BEGIN Provided information
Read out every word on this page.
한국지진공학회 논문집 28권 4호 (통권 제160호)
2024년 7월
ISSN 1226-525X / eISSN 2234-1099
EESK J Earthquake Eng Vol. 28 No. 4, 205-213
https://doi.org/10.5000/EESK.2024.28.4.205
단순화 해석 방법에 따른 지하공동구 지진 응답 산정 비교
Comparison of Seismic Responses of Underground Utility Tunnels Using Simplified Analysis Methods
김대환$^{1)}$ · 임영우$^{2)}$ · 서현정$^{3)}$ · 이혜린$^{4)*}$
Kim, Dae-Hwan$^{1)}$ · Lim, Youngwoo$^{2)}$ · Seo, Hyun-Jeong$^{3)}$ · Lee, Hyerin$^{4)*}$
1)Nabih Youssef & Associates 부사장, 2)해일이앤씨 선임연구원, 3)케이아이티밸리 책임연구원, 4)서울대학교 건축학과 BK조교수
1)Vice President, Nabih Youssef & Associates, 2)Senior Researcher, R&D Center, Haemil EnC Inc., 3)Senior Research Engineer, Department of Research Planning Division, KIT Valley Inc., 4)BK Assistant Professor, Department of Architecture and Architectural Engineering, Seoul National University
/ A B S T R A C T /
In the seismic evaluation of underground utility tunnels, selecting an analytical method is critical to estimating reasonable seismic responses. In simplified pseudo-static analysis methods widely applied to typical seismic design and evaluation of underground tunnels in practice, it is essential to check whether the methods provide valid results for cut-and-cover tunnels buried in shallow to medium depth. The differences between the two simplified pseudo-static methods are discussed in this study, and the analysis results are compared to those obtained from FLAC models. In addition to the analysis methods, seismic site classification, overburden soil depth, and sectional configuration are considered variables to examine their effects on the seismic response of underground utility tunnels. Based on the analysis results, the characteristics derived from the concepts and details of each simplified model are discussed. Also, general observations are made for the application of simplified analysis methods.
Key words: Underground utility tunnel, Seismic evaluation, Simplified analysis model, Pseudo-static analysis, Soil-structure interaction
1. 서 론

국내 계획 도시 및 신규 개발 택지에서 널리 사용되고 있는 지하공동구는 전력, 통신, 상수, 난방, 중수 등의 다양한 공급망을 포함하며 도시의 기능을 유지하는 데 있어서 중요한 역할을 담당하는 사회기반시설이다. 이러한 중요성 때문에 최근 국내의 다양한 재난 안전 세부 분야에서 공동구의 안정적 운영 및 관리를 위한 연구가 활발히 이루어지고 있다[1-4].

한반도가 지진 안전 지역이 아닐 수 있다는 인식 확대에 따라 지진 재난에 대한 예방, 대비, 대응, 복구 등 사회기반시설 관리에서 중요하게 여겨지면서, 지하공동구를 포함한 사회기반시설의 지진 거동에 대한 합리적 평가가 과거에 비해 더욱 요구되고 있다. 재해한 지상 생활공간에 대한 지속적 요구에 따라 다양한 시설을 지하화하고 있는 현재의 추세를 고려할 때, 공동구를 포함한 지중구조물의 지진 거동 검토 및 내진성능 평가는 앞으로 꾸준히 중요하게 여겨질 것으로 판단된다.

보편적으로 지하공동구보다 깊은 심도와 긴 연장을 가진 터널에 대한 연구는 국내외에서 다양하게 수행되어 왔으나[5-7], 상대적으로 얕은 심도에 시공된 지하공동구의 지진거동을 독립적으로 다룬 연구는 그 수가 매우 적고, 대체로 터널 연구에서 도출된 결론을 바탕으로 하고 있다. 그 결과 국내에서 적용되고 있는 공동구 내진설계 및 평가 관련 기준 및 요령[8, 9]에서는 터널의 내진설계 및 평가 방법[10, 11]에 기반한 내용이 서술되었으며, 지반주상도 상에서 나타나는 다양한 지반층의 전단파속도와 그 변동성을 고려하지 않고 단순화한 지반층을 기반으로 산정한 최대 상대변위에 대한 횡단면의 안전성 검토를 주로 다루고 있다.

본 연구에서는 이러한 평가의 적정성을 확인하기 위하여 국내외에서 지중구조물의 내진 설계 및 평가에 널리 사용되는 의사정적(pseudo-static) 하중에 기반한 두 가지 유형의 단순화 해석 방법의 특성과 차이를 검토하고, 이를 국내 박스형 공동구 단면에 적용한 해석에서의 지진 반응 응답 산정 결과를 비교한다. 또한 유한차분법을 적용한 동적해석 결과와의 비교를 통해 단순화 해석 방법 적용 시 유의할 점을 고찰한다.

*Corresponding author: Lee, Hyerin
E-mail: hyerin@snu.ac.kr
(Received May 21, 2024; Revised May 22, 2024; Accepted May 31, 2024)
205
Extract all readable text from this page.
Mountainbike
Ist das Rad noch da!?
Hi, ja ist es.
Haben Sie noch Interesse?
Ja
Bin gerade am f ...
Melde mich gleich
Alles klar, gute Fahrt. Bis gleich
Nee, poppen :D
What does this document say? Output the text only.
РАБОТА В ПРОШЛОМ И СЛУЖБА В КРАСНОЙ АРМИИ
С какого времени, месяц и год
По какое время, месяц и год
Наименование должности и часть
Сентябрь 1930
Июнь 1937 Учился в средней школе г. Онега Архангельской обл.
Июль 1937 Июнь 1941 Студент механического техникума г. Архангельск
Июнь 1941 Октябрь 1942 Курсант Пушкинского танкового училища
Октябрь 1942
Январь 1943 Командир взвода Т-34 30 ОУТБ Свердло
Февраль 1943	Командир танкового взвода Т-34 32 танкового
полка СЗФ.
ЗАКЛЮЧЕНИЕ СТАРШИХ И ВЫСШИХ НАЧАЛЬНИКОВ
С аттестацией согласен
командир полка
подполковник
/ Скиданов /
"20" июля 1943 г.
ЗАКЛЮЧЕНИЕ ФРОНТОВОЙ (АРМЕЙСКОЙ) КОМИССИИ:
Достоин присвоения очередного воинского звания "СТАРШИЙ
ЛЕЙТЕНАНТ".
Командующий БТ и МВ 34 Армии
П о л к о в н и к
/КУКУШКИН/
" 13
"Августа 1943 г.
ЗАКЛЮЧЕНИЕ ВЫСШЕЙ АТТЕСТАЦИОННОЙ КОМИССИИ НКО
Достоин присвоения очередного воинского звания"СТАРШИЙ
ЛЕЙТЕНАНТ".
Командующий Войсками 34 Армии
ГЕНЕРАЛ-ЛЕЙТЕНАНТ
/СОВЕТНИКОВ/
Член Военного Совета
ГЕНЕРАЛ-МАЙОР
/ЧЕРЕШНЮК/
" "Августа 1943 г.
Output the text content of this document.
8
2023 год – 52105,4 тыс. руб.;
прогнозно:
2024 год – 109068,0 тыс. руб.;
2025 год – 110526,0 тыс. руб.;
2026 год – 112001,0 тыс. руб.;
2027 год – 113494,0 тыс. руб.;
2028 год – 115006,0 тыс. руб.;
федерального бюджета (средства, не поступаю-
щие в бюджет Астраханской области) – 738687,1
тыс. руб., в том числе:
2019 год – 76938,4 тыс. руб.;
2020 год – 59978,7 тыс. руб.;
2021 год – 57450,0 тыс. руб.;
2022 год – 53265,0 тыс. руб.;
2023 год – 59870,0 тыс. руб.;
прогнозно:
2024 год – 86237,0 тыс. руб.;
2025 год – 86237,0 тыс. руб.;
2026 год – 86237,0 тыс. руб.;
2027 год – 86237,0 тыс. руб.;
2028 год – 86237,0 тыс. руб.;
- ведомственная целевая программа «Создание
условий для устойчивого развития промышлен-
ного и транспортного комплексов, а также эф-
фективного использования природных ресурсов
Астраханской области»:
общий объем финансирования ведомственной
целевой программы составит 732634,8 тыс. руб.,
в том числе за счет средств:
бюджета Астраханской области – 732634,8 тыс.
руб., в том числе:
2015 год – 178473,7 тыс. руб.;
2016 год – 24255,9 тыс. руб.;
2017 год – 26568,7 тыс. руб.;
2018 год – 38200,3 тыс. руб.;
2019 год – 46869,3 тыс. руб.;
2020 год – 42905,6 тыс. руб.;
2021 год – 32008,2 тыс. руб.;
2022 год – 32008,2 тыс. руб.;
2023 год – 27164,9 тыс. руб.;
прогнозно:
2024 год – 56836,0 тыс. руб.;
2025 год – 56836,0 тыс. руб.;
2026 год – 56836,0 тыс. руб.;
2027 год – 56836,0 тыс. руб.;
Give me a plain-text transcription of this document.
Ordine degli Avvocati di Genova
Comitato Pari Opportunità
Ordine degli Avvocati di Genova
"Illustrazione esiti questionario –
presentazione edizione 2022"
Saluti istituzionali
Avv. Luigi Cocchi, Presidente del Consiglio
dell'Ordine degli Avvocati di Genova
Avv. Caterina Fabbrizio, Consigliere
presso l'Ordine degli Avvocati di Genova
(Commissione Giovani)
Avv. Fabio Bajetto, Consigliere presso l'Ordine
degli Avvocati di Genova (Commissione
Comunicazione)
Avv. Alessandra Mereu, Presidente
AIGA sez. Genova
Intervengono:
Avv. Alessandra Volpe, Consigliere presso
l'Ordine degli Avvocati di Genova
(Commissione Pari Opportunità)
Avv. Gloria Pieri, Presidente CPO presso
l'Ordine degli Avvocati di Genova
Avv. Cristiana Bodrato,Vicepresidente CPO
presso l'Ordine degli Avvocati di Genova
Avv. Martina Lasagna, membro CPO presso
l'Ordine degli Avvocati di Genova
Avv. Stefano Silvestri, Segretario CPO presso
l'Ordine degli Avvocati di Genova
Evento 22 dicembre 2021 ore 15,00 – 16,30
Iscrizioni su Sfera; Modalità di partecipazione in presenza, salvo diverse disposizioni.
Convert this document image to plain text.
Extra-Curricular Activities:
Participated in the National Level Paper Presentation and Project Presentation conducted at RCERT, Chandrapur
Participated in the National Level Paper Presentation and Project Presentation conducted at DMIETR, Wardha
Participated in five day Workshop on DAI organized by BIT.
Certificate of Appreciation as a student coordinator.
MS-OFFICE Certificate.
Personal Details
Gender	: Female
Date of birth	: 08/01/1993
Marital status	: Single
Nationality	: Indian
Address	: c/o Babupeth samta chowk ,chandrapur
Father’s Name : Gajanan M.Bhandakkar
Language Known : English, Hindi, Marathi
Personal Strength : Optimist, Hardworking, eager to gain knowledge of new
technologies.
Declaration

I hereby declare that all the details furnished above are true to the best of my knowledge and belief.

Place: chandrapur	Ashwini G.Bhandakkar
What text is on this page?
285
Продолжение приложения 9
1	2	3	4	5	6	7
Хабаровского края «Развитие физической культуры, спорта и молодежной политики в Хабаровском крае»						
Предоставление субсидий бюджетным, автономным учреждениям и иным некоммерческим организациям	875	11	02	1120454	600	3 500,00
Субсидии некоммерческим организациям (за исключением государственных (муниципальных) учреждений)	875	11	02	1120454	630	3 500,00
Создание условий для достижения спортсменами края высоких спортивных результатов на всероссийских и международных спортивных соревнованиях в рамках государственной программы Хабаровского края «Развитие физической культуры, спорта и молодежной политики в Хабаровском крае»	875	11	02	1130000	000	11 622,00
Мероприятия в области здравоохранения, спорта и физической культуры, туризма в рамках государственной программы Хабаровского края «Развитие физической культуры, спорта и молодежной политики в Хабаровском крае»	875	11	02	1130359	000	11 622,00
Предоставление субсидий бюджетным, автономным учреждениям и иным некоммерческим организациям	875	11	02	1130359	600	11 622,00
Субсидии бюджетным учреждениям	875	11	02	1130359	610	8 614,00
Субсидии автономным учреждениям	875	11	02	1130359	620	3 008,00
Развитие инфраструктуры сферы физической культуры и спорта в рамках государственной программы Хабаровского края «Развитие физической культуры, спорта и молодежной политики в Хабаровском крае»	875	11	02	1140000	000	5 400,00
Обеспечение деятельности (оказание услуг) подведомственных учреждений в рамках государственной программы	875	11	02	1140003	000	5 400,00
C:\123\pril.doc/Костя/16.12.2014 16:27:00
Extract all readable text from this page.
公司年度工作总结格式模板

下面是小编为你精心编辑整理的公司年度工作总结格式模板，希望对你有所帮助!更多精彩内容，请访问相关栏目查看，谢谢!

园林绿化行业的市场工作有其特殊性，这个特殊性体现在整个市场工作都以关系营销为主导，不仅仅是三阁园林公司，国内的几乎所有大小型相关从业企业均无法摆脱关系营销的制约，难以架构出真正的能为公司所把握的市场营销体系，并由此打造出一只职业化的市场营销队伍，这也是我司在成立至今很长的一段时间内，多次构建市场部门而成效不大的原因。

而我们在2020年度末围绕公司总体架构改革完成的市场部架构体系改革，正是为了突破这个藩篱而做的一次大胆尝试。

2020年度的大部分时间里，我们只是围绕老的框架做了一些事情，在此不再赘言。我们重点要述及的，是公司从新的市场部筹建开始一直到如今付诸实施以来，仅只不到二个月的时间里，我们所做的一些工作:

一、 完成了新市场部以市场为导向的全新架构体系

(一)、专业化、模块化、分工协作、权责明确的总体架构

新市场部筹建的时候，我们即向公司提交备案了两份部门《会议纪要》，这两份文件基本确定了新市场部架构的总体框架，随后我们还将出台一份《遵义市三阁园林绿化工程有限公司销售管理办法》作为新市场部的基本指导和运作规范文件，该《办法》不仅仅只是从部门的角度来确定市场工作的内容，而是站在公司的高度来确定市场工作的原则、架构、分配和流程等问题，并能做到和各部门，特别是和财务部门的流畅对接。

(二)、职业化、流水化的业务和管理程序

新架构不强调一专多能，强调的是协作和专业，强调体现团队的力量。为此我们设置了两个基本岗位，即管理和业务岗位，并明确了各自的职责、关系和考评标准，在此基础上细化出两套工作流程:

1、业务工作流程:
END Provided information
The task:
Look over the records above and copy each line that includes the string "звания".

Solution to this problem:
Достоин присвоения очередного воинского звания "СТАРШИЙ
Достоин присвоения очередного воинского звания"СТАРШИЙ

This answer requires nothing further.